>> begin

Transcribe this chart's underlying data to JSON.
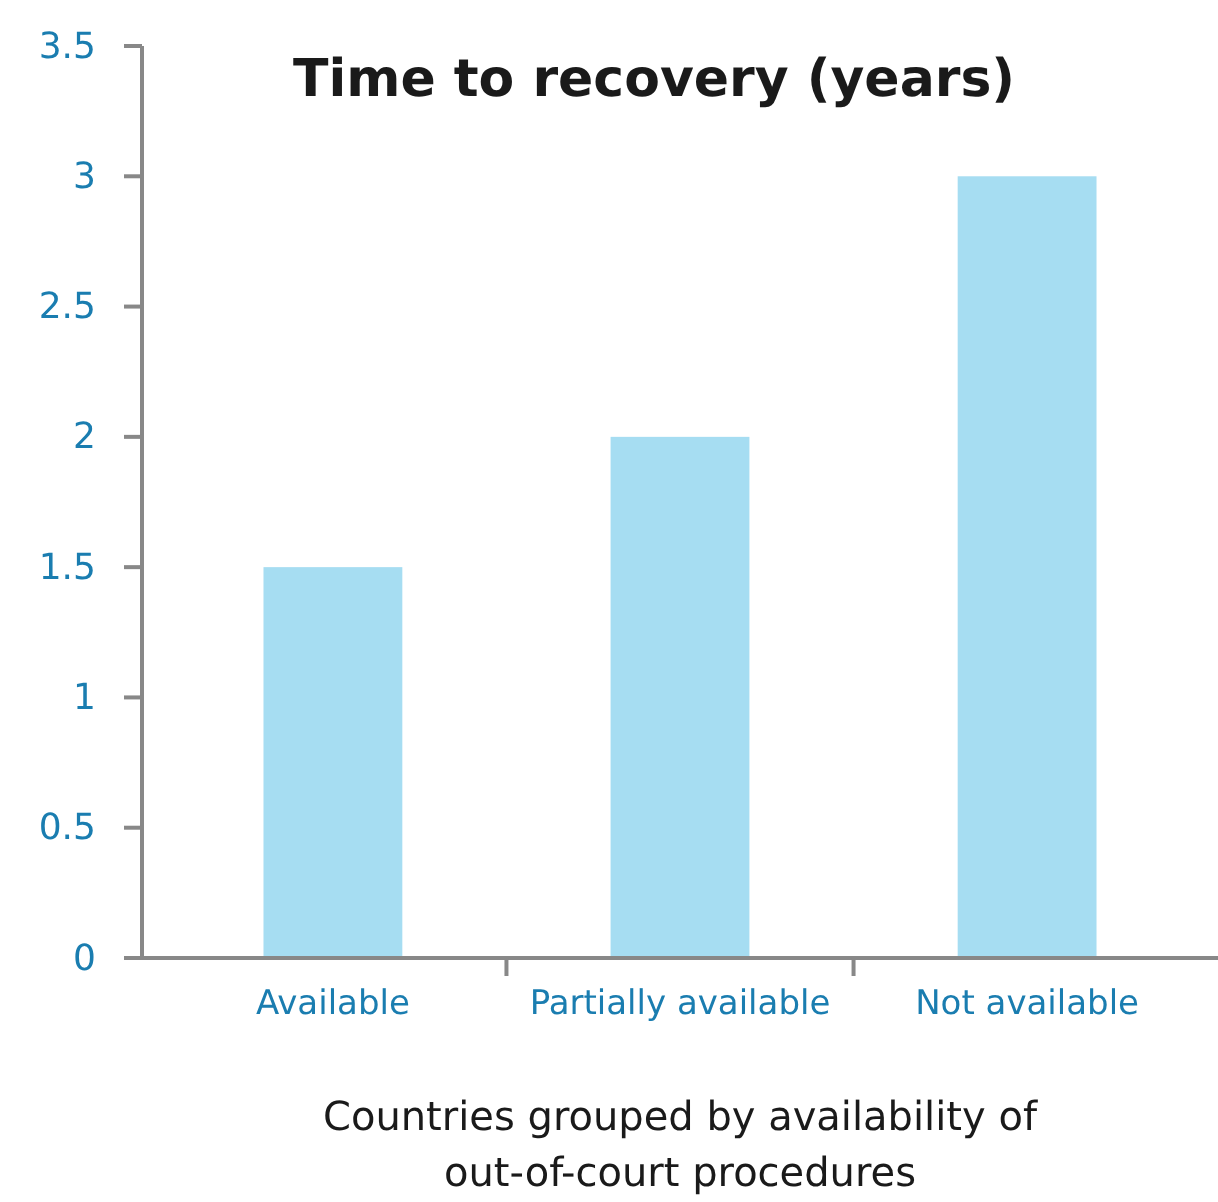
{
  "chart_data": {
    "type": "bar",
    "title": "Time to recovery (years)",
    "xlabel": "Countries grouped by availability of out-of-court procedures",
    "categories": [
      "Available",
      "Partially available",
      "Not available"
    ],
    "values": [
      1.5,
      2,
      3
    ],
    "color": "#a6ddf2",
    "ylim": [
      0,
      3.5
    ],
    "yticks": [
      0,
      0.5,
      1,
      1.5,
      2,
      2.5,
      3,
      3.5
    ],
    "grid": false
  }
}
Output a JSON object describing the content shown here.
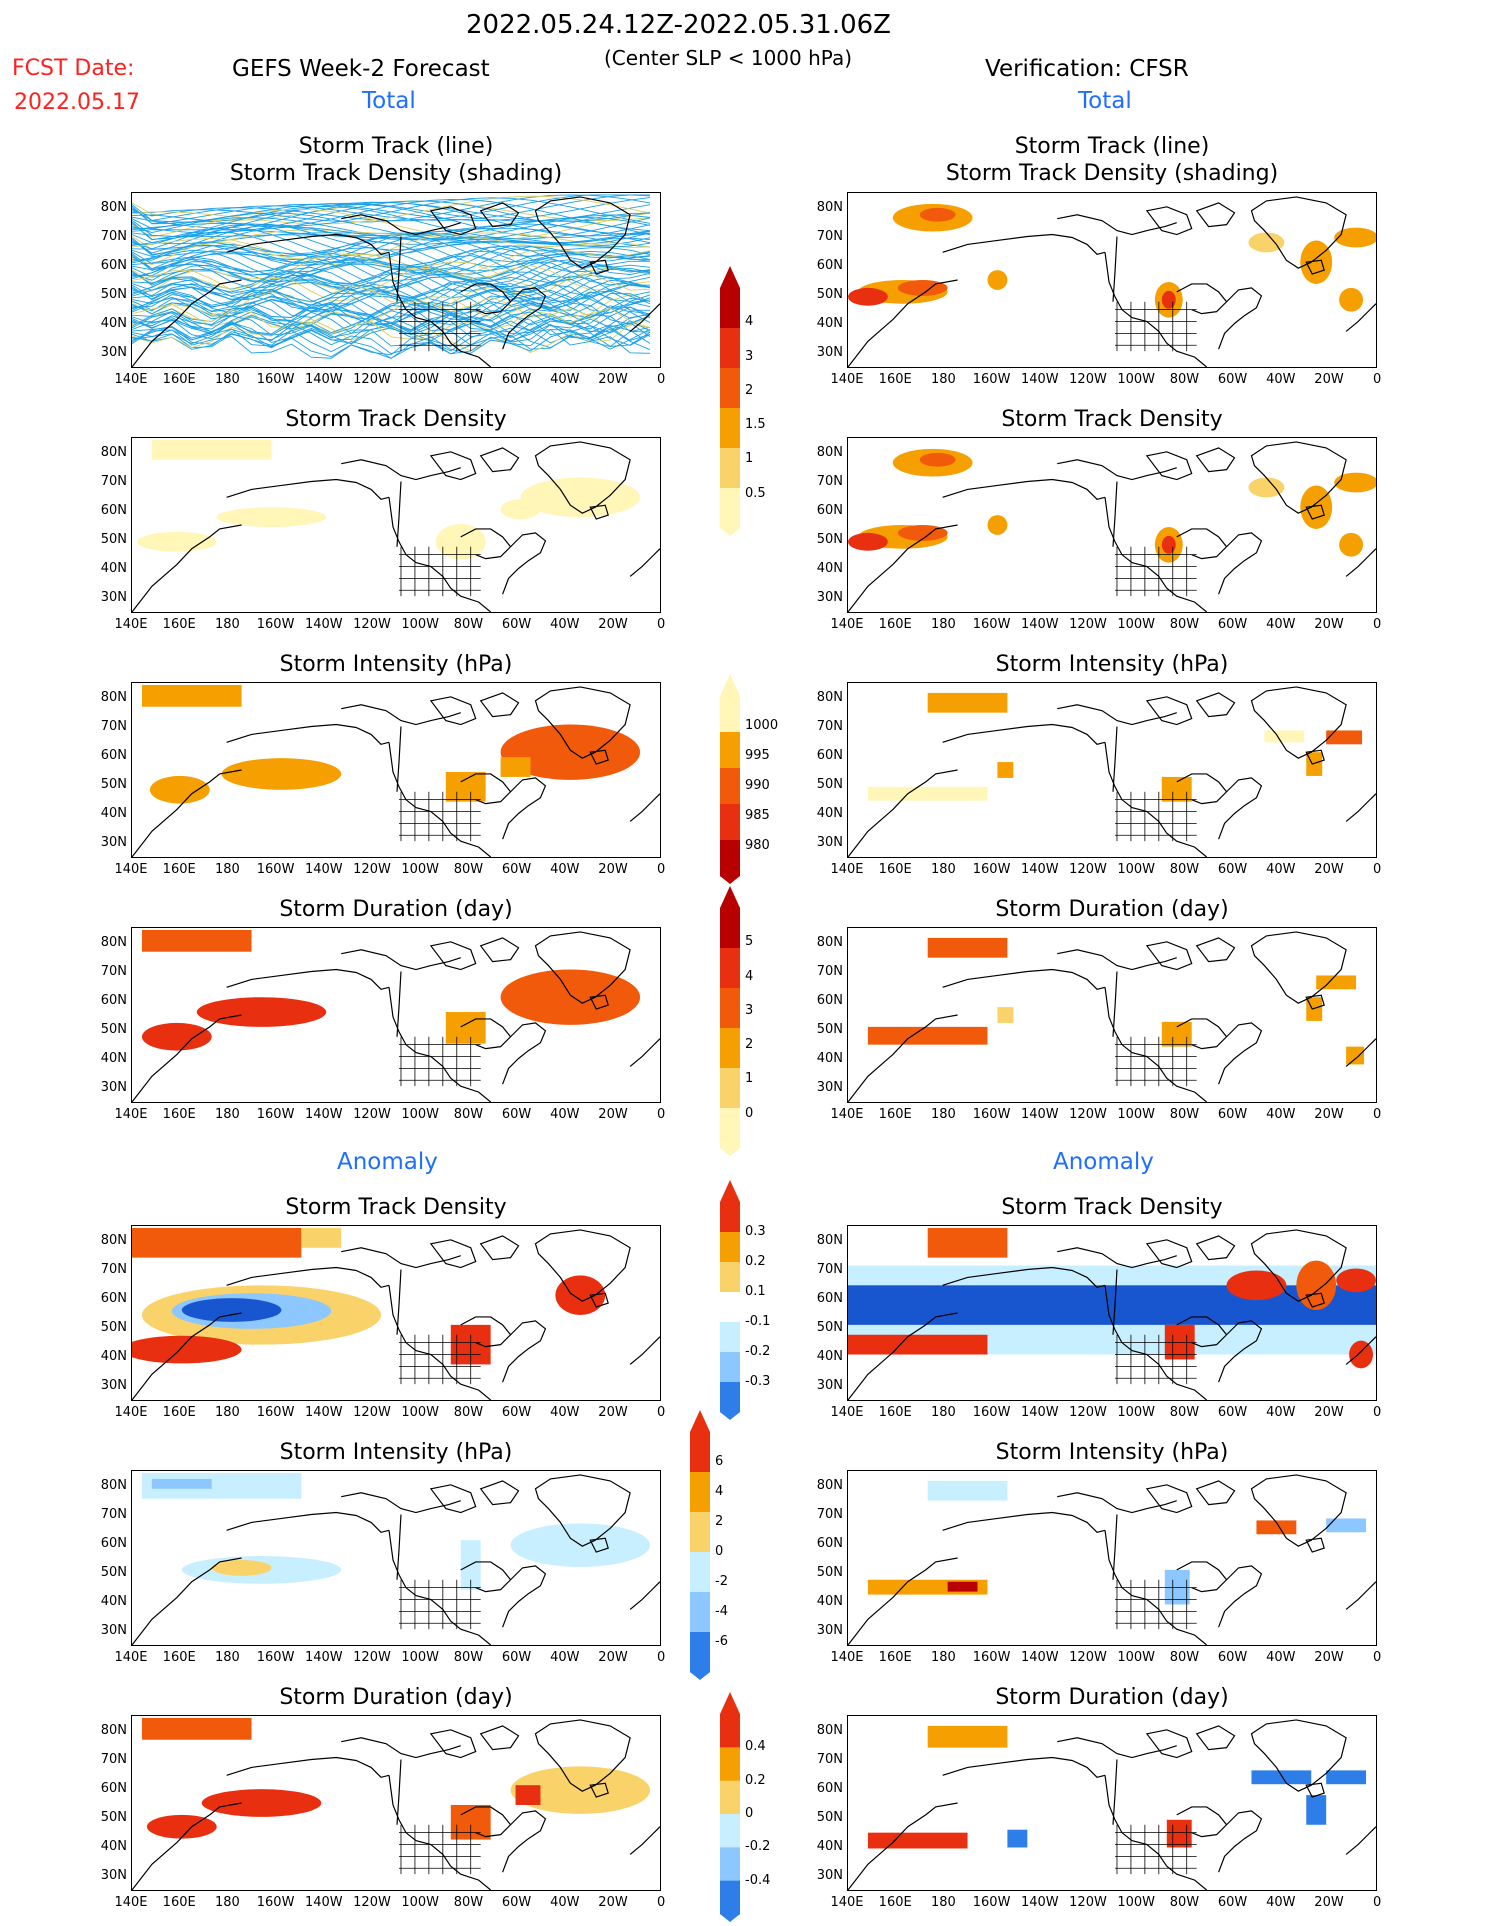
{
  "header": {
    "date_range": "2022.05.24.12Z-2022.05.31.06Z",
    "threshold": "(Center SLP < 1000 hPa)",
    "fcst_label": "FCST Date:",
    "fcst_date": "2022.05.17",
    "left_title": "GEFS Week-2 Forecast",
    "right_title": "Verification: CFSR",
    "total_label": "Total",
    "anomaly_label": "Anomaly"
  },
  "panel_titles": {
    "track_line": "Storm Track (line)",
    "track_density_shading": "Storm Track Density (shading)",
    "track_density": "Storm Track Density",
    "intensity": "Storm Intensity (hPa)",
    "duration": "Storm Duration (day)"
  },
  "axes": {
    "lat_labels": [
      "80N",
      "70N",
      "60N",
      "50N",
      "40N",
      "30N"
    ],
    "lon_labels": [
      "140E",
      "160E",
      "180",
      "160W",
      "140W",
      "120W",
      "100W",
      "80W",
      "60W",
      "40W",
      "20W",
      "0"
    ]
  },
  "colorbars": {
    "total_density": [
      "4",
      "3",
      "2",
      "1.5",
      "1",
      "0.5"
    ],
    "total_intensity": [
      "1000",
      "995",
      "990",
      "985",
      "980"
    ],
    "total_duration": [
      "5",
      "4",
      "3",
      "2",
      "1",
      "0"
    ],
    "anom_density": [
      "0.3",
      "0.2",
      "0.1",
      "-0.1",
      "-0.2",
      "-0.3"
    ],
    "anom_intensity": [
      "6",
      "4",
      "2",
      "0",
      "-2",
      "-4",
      "-6"
    ],
    "anom_duration": [
      "0.4",
      "0.2",
      "0",
      "-0.2",
      "-0.4"
    ]
  },
  "colors": {
    "dark_red": "#b80000",
    "red": "#e83010",
    "orange_red": "#f05a0a",
    "orange": "#f5a000",
    "light_orange": "#fad26a",
    "pale_yellow": "#fff6b8",
    "light_blue": "#c8efff",
    "mid_blue": "#8cc8ff",
    "blue": "#2d7ee8",
    "dark_blue": "#1856d0",
    "track_line": "#1aa0e8"
  }
}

>> end

Instruction => Leave the pictures out and print the records above exactly as they stand.

Result of the exercise =>
Transcribe this chart's underlying data to JSON.
{
  "chart_data": {
    "type": "bar",
    "title": "Time to recovery (years)",
    "xlabel": "Countries grouped by availability of out-of-court procedures",
    "categories": [
      "Available",
      "Partially available",
      "Not available"
    ],
    "values": [
      1.5,
      2,
      3
    ],
    "color": "#a6ddf2",
    "ylim": [
      0,
      3.5
    ],
    "yticks": [
      0,
      0.5,
      1,
      1.5,
      2,
      2.5,
      3,
      3.5
    ],
    "grid": false
  }
}
Output a JSON object describing the content shown here.
{
  "header": {
    "date_range": "2022.05.24.12Z-2022.05.31.06Z",
    "threshold": "(Center SLP < 1000 hPa)",
    "fcst_label": "FCST Date:",
    "fcst_date": "2022.05.17",
    "left_title": "GEFS Week-2 Forecast",
    "right_title": "Verification: CFSR",
    "total_label": "Total",
    "anomaly_label": "Anomaly"
  },
  "panel_titles": {
    "track_line": "Storm Track (line)",
    "track_density_shading": "Storm Track Density (shading)",
    "track_density": "Storm Track Density",
    "intensity": "Storm Intensity (hPa)",
    "duration": "Storm Duration (day)"
  },
  "axes": {
    "lat_labels": [
      "80N",
      "70N",
      "60N",
      "50N",
      "40N",
      "30N"
    ],
    "lon_labels": [
      "140E",
      "160E",
      "180",
      "160W",
      "140W",
      "120W",
      "100W",
      "80W",
      "60W",
      "40W",
      "20W",
      "0"
    ]
  },
  "colorbars": {
    "total_density": [
      "4",
      "3",
      "2",
      "1.5",
      "1",
      "0.5"
    ],
    "total_intensity": [
      "1000",
      "995",
      "990",
      "985",
      "980"
    ],
    "total_duration": [
      "5",
      "4",
      "3",
      "2",
      "1",
      "0"
    ],
    "anom_density": [
      "0.3",
      "0.2",
      "0.1",
      "-0.1",
      "-0.2",
      "-0.3"
    ],
    "anom_intensity": [
      "6",
      "4",
      "2",
      "0",
      "-2",
      "-4",
      "-6"
    ],
    "anom_duration": [
      "0.4",
      "0.2",
      "0",
      "-0.2",
      "-0.4"
    ]
  },
  "colors": {
    "dark_red": "#b80000",
    "red": "#e83010",
    "orange_red": "#f05a0a",
    "orange": "#f5a000",
    "light_orange": "#fad26a",
    "pale_yellow": "#fff6b8",
    "light_blue": "#c8efff",
    "mid_blue": "#8cc8ff",
    "blue": "#2d7ee8",
    "dark_blue": "#1856d0",
    "track_line": "#1aa0e8"
  }
}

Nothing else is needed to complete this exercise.